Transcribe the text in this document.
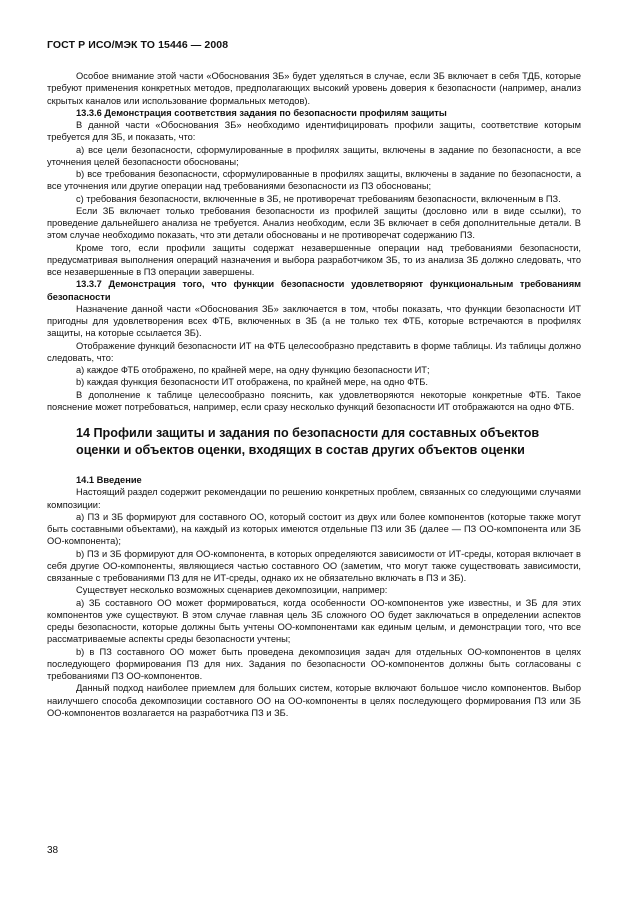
ГОСТ Р ИСО/МЭК ТО 15446 — 2008

Особое внимание этой части «Обоснования ЗБ» будет уделяться в случае, если ЗБ включает в себя ТДБ, которые требуют применения конкретных методов, предполагающих высокий уровень доверия к безопасности (например, анализ скрытых каналов или использование формальных методов).

13.3.6 Демонстрация соответствия задания по безопасности профилям защиты

В данной части «Обоснования ЗБ» необходимо идентифицировать профили защиты, соответствие которым требуется для ЗБ, и показать, что:

a) все цели безопасности, сформулированные в профилях защиты, включены в задание по безопасности, а все уточнения целей безопасности обоснованы;

b) все требования безопасности, сформулированные в профилях защиты, включены в задание по безопасности, а все уточнения или другие операции над требованиями безопасности из ПЗ обоснованы;

c) требования безопасности, включенные в ЗБ, не противоречат требованиям безопасности, включенным в ПЗ.

Если ЗБ включает только требования безопасности из профилей защиты (дословно или в виде ссылки), то проведение дальнейшего анализа не требуется. Анализ необходим, если ЗБ включает в себя дополнительные детали. В этом случае необходимо показать, что эти детали обоснованы и не противоречат содержанию ПЗ.

Кроме того, если профили защиты содержат незавершенные операции над требованиями безопасности, предусматривая выполнения операций назначения и выбора разработчиком ЗБ, то из анализа ЗБ должно следовать, что все незавершенные в ПЗ операции завершены.

13.3.7 Демонстрация того, что функции безопасности удовлетворяют функциональным требованиям безопасности

Назначение данной части «Обоснования ЗБ» заключается в том, чтобы показать, что функции безопасности ИТ пригодны для удовлетворения всех ФТБ, включенных в ЗБ (а не только тех ФТБ, которые встречаются в профилях защиты, на которые ссылается ЗБ).

Отображение функций безопасности ИТ на ФТБ целесообразно представить в форме таблицы. Из таблицы должно следовать, что:

a) каждое ФТБ отображено, по крайней мере, на одну функцию безопасности ИТ;

b) каждая функция безопасности ИТ отображена, по крайней мере, на одно ФТБ.

В дополнение к таблице целесообразно пояснить, как удовлетворяются некоторые конкретные ФТБ. Такое пояснение может потребоваться, например, если сразу несколько функций безопасности ИТ отображаются на одно ФТБ.

14 Профили защиты и задания по безопасности для составных объектов оценки и объектов оценки, входящих в состав других объектов оценки

14.1 Введение

Настоящий раздел содержит рекомендации по решению конкретных проблем, связанных со следующими случаями композиции:

a) ПЗ и ЗБ формируют для составного ОО, который состоит из двух или более компонентов (которые также могут быть составными объектами), на каждый из которых имеются отдельные ПЗ или ЗБ (далее — ПЗ ОО-компонента или ЗБ ОО-компонента);

b) ПЗ и ЗБ формируют для ОО-компонента, в которых определяются зависимости от ИТ-среды, которая включает в себя другие ОО-компоненты, являющиеся частью составного ОО (заметим, что могут также существовать зависимости, связанные с требованиями ПЗ для не ИТ-среды, однако их не обязательно включать в ПЗ и ЗБ).

Существует несколько возможных сценариев декомпозиции, например:

a) ЗБ составного ОО может формироваться, когда особенности ОО-компонентов уже известны, и ЗБ для этих компонентов уже существуют. В этом случае главная цель ЗБ сложного ОО будет заключаться в определении аспектов среды безопасности, которые должны быть учтены ОО-компонентами как единым целым, и демонстрации того, что все рассматриваемые аспекты среды безопасности учтены;

b) в ПЗ составного ОО может быть проведена декомпозиция задач для отдельных ОО-компонентов в целях последующего формирования ПЗ для них. Задания по безопасности ОО-компонентов должны быть согласованы с требованиями ПЗ ОО-компонентов.

Данный подход наиболее приемлем для больших систем, которые включают большое число компонентов. Выбор наилучшего способа декомпозиции составного ОО на ОО-компоненты в целях последующего формирования ПЗ или ЗБ ОО-компонентов возлагается на разработчика ПЗ и ЗБ.

38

..............................

WORK INSTRUCTIONS:
Transcribe every entry word for word, but omit the pictures.

ANSWER TO THIS EXERCISE:
Transcribe the text in this document.
ГОСТ Р ИСО/МЭК ТО 15446 — 2008

Особое внимание этой части «Обоснования ЗБ» будет уделяться в случае, если ЗБ включает в себя ТДБ, которые требуют применения конкретных методов, предполагающих высокий уровень доверия к безопасности (например, анализ скрытых каналов или использование формальных методов).

13.3.6 Демонстрация соответствия задания по безопасности профилям защиты

В данной части «Обоснования ЗБ» необходимо идентифицировать профили защиты, соответствие которым требуется для ЗБ, и показать, что:

a) все цели безопасности, сформулированные в профилях защиты, включены в задание по безопасности, а все уточнения целей безопасности обоснованы;

b) все требования безопасности, сформулированные в профилях защиты, включены в задание по безопасности, а все уточнения или другие операции над требованиями безопасности из ПЗ обоснованы;

c) требования безопасности, включенные в ЗБ, не противоречат требованиям безопасности, включенным в ПЗ.

Если ЗБ включает только требования безопасности из профилей защиты (дословно или в виде ссылки), то проведение дальнейшего анализа не требуется. Анализ необходим, если ЗБ включает в себя дополнительные детали. В этом случае необходимо показать, что эти детали обоснованы и не противоречат содержанию ПЗ.

Кроме того, если профили защиты содержат незавершенные операции над требованиями безопасности, предусматривая выполнения операций назначения и выбора разработчиком ЗБ, то из анализа ЗБ должно следовать, что все незавершенные в ПЗ операции завершены.

13.3.7 Демонстрация того, что функции безопасности удовлетворяют функциональным требованиям безопасности

Назначение данной части «Обоснования ЗБ» заключается в том, чтобы показать, что функции безопасности ИТ пригодны для удовлетворения всех ФТБ, включенных в ЗБ (а не только тех ФТБ, которые встречаются в профилях защиты, на которые ссылается ЗБ).

Отображение функций безопасности ИТ на ФТБ целесообразно представить в форме таблицы. Из таблицы должно следовать, что:

a) каждое ФТБ отображено, по крайней мере, на одну функцию безопасности ИТ;

b) каждая функция безопасности ИТ отображена, по крайней мере, на одно ФТБ.

В дополнение к таблице целесообразно пояснить, как удовлетворяются некоторые конкретные ФТБ. Такое пояснение может потребоваться, например, если сразу несколько функций безопасности ИТ отображаются на одно ФТБ.

14 Профили защиты и задания по безопасности для составных объектов оценки и объектов оценки, входящих в состав других объектов оценки

14.1 Введение

Настоящий раздел содержит рекомендации по решению конкретных проблем, связанных со следующими случаями композиции:

a) ПЗ и ЗБ формируют для составного ОО, который состоит из двух или более компонентов (которые также могут быть составными объектами), на каждый из которых имеются отдельные ПЗ или ЗБ (далее — ПЗ ОО-компонента или ЗБ ОО-компонента);

b) ПЗ и ЗБ формируют для ОО-компонента, в которых определяются зависимости от ИТ-среды, которая включает в себя другие ОО-компоненты, являющиеся частью составного ОО (заметим, что могут также существовать зависимости, связанные с требованиями ПЗ для не ИТ-среды, однако их не обязательно включать в ПЗ и ЗБ).

Существует несколько возможных сценариев декомпозиции, например:

a) ЗБ составного ОО может формироваться, когда особенности ОО-компонентов уже известны, и ЗБ для этих компонентов уже существуют. В этом случае главная цель ЗБ сложного ОО будет заключаться в определении аспектов среды безопасности, которые должны быть учтены ОО-компонентами как единым целым, и демонстрации того, что все рассматриваемые аспекты среды безопасности учтены;

b) в ПЗ составного ОО может быть проведена декомпозиция задач для отдельных ОО-компонентов в целях последующего формирования ПЗ для них. Задания по безопасности ОО-компонентов должны быть согласованы с требованиями ПЗ ОО-компонентов.

Данный подход наиболее приемлем для больших систем, которые включают большое число компонентов. Выбор наилучшего способа декомпозиции составного ОО на ОО-компоненты в целях последующего формирования ПЗ или ЗБ ОО-компонентов возлагается на разработчика ПЗ и ЗБ.

38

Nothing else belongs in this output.